** Your instructions **
Set down all of the data exactly as it appears.

---- Task material

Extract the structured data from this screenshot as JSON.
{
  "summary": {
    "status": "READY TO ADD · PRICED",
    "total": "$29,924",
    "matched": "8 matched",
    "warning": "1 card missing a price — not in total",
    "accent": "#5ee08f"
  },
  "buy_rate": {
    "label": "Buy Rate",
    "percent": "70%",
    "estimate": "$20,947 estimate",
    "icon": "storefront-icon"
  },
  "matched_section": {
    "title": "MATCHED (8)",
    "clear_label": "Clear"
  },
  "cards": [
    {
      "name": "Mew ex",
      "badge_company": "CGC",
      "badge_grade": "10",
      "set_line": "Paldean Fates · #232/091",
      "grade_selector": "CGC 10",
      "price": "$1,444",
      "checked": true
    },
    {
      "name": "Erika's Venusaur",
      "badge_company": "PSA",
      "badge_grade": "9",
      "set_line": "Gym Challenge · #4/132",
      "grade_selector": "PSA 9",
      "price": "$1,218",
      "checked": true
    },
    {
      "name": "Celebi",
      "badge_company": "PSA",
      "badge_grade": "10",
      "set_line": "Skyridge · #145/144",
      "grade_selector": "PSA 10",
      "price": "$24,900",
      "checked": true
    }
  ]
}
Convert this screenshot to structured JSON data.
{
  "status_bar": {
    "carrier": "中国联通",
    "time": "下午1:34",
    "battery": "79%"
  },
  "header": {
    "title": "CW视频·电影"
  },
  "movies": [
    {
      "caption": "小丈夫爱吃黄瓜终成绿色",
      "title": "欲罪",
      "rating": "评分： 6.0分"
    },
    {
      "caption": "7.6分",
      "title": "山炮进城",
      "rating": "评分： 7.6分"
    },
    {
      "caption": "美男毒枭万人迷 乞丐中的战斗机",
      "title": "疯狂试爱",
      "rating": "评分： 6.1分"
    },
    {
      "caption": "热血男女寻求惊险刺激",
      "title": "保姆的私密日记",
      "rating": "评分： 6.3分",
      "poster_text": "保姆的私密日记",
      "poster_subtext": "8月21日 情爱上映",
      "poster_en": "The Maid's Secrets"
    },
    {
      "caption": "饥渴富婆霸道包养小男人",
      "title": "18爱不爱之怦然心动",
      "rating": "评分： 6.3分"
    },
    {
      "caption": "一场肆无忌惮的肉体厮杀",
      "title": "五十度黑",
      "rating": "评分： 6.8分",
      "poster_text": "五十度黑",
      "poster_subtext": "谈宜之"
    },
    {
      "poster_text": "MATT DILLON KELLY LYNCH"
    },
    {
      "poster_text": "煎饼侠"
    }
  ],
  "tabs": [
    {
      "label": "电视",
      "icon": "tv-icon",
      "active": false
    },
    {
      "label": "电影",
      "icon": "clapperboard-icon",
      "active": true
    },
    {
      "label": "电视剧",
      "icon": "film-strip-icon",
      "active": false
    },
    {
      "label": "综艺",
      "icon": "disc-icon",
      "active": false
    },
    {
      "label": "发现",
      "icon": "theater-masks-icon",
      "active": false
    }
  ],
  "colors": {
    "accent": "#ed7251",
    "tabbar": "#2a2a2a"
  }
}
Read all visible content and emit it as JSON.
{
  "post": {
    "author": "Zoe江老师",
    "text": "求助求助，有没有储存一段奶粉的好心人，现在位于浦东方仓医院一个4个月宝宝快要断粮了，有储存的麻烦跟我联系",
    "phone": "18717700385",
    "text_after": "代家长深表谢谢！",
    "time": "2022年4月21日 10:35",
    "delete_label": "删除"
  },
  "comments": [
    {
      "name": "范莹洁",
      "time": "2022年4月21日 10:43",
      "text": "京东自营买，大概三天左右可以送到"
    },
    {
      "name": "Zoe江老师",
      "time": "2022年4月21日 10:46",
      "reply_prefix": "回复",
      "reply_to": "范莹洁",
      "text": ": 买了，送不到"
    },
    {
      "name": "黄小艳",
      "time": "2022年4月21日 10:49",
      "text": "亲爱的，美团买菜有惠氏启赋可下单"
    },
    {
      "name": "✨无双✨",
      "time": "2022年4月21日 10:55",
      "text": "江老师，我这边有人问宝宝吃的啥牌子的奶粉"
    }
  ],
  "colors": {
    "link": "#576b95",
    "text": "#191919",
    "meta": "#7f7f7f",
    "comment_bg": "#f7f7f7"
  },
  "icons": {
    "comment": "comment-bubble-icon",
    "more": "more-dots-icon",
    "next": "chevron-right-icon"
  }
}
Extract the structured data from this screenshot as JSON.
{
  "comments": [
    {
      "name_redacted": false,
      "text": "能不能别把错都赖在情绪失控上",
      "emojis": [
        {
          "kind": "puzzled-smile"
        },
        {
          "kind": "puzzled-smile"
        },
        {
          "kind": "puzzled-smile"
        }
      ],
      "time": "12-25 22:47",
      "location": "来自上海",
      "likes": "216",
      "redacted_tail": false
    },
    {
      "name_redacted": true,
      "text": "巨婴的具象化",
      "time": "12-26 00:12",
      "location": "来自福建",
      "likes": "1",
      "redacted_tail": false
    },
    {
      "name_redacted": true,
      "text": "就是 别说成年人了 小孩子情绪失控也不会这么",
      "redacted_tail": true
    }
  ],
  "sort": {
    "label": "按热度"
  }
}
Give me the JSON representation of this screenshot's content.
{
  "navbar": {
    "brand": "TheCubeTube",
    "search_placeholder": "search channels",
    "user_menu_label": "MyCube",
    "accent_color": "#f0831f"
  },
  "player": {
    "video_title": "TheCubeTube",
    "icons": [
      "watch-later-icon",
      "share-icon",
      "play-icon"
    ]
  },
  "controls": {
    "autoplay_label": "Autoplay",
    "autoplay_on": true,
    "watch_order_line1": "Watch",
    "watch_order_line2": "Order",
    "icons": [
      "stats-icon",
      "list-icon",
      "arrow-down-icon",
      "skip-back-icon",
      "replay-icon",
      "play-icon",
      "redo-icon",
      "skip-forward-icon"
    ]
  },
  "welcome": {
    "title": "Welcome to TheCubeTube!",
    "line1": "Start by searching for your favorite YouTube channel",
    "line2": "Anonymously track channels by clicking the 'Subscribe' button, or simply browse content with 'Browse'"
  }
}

--------

** Solution for this exercise **
Extract the structured data from this screenshot as JSON.
{
  "summary": {
    "status": "READY TO ADD · PRICED",
    "total": "$29,924",
    "matched": "8 matched",
    "warning": "1 card missing a price — not in total",
    "accent": "#5ee08f"
  },
  "buy_rate": {
    "label": "Buy Rate",
    "percent": "70%",
    "estimate": "$20,947 estimate",
    "icon": "storefront-icon"
  },
  "matched_section": {
    "title": "MATCHED (8)",
    "clear_label": "Clear"
  },
  "cards": [
    {
      "name": "Mew ex",
      "badge_company": "CGC",
      "badge_grade": "10",
      "set_line": "Paldean Fates · #232/091",
      "grade_selector": "CGC 10",
      "price": "$1,444",
      "checked": true
    },
    {
      "name": "Erika's Venusaur",
      "badge_company": "PSA",
      "badge_grade": "9",
      "set_line": "Gym Challenge · #4/132",
      "grade_selector": "PSA 9",
      "price": "$1,218",
      "checked": true
    },
    {
      "name": "Celebi",
      "badge_company": "PSA",
      "badge_grade": "10",
      "set_line": "Skyridge · #145/144",
      "grade_selector": "PSA 10",
      "price": "$24,900",
      "checked": true
    }
  ]
}
Convert this screenshot to structured JSON data.
{
  "status_bar": {
    "carrier": "中国联通",
    "time": "下午1:34",
    "battery": "79%"
  },
  "header": {
    "title": "CW视频·电影"
  },
  "movies": [
    {
      "caption": "小丈夫爱吃黄瓜终成绿色",
      "title": "欲罪",
      "rating": "评分： 6.0分"
    },
    {
      "caption": "7.6分",
      "title": "山炮进城",
      "rating": "评分： 7.6分"
    },
    {
      "caption": "美男毒枭万人迷 乞丐中的战斗机",
      "title": "疯狂试爱",
      "rating": "评分： 6.1分"
    },
    {
      "caption": "热血男女寻求惊险刺激",
      "title": "保姆的私密日记",
      "rating": "评分： 6.3分",
      "poster_text": "保姆的私密日记",
      "poster_subtext": "8月21日 情爱上映",
      "poster_en": "The Maid's Secrets"
    },
    {
      "caption": "饥渴富婆霸道包养小男人",
      "title": "18爱不爱之怦然心动",
      "rating": "评分： 6.3分"
    },
    {
      "caption": "一场肆无忌惮的肉体厮杀",
      "title": "五十度黑",
      "rating": "评分： 6.8分",
      "poster_text": "五十度黑",
      "poster_subtext": "谈宜之"
    },
    {
      "poster_text": "MATT DILLON KELLY LYNCH"
    },
    {
      "poster_text": "煎饼侠"
    }
  ],
  "tabs": [
    {
      "label": "电视",
      "icon": "tv-icon",
      "active": false
    },
    {
      "label": "电影",
      "icon": "clapperboard-icon",
      "active": true
    },
    {
      "label": "电视剧",
      "icon": "film-strip-icon",
      "active": false
    },
    {
      "label": "综艺",
      "icon": "disc-icon",
      "active": false
    },
    {
      "label": "发现",
      "icon": "theater-masks-icon",
      "active": false
    }
  ],
  "colors": {
    "accent": "#ed7251",
    "tabbar": "#2a2a2a"
  }
}
Read all visible content and emit it as JSON.
{
  "post": {
    "author": "Zoe江老师",
    "text": "求助求助，有没有储存一段奶粉的好心人，现在位于浦东方仓医院一个4个月宝宝快要断粮了，有储存的麻烦跟我联系",
    "phone": "18717700385",
    "text_after": "代家长深表谢谢！",
    "time": "2022年4月21日 10:35",
    "delete_label": "删除"
  },
  "comments": [
    {
      "name": "范莹洁",
      "time": "2022年4月21日 10:43",
      "text": "京东自营买，大概三天左右可以送到"
    },
    {
      "name": "Zoe江老师",
      "time": "2022年4月21日 10:46",
      "reply_prefix": "回复",
      "reply_to": "范莹洁",
      "text": ": 买了，送不到"
    },
    {
      "name": "黄小艳",
      "time": "2022年4月21日 10:49",
      "text": "亲爱的，美团买菜有惠氏启赋可下单"
    },
    {
      "name": "✨无双✨",
      "time": "2022年4月21日 10:55",
      "text": "江老师，我这边有人问宝宝吃的啥牌子的奶粉"
    }
  ],
  "colors": {
    "link": "#576b95",
    "text": "#191919",
    "meta": "#7f7f7f",
    "comment_bg": "#f7f7f7"
  },
  "icons": {
    "comment": "comment-bubble-icon",
    "more": "more-dots-icon",
    "next": "chevron-right-icon"
  }
}
Extract the structured data from this screenshot as JSON.
{
  "comments": [
    {
      "name_redacted": false,
      "text": "能不能别把错都赖在情绪失控上",
      "emojis": [
        {
          "kind": "puzzled-smile"
        },
        {
          "kind": "puzzled-smile"
        },
        {
          "kind": "puzzled-smile"
        }
      ],
      "time": "12-25 22:47",
      "location": "来自上海",
      "likes": "216",
      "redacted_tail": false
    },
    {
      "name_redacted": true,
      "text": "巨婴的具象化",
      "time": "12-26 00:12",
      "location": "来自福建",
      "likes": "1",
      "redacted_tail": false
    },
    {
      "name_redacted": true,
      "text": "就是 别说成年人了 小孩子情绪失控也不会这么",
      "redacted_tail": true
    }
  ],
  "sort": {
    "label": "按热度"
  }
}
Give me the JSON representation of this screenshot's content.
{
  "navbar": {
    "brand": "TheCubeTube",
    "search_placeholder": "search channels",
    "user_menu_label": "MyCube",
    "accent_color": "#f0831f"
  },
  "player": {
    "video_title": "TheCubeTube",
    "icons": [
      "watch-later-icon",
      "share-icon",
      "play-icon"
    ]
  },
  "controls": {
    "autoplay_label": "Autoplay",
    "autoplay_on": true,
    "watch_order_line1": "Watch",
    "watch_order_line2": "Order",
    "icons": [
      "stats-icon",
      "list-icon",
      "arrow-down-icon",
      "skip-back-icon",
      "replay-icon",
      "play-icon",
      "redo-icon",
      "skip-forward-icon"
    ]
  },
  "welcome": {
    "title": "Welcome to TheCubeTube!",
    "line1": "Start by searching for your favorite YouTube channel",
    "line2": "Anonymously track channels by clicking the 'Subscribe' button, or simply browse content with 'Browse'"
  }
}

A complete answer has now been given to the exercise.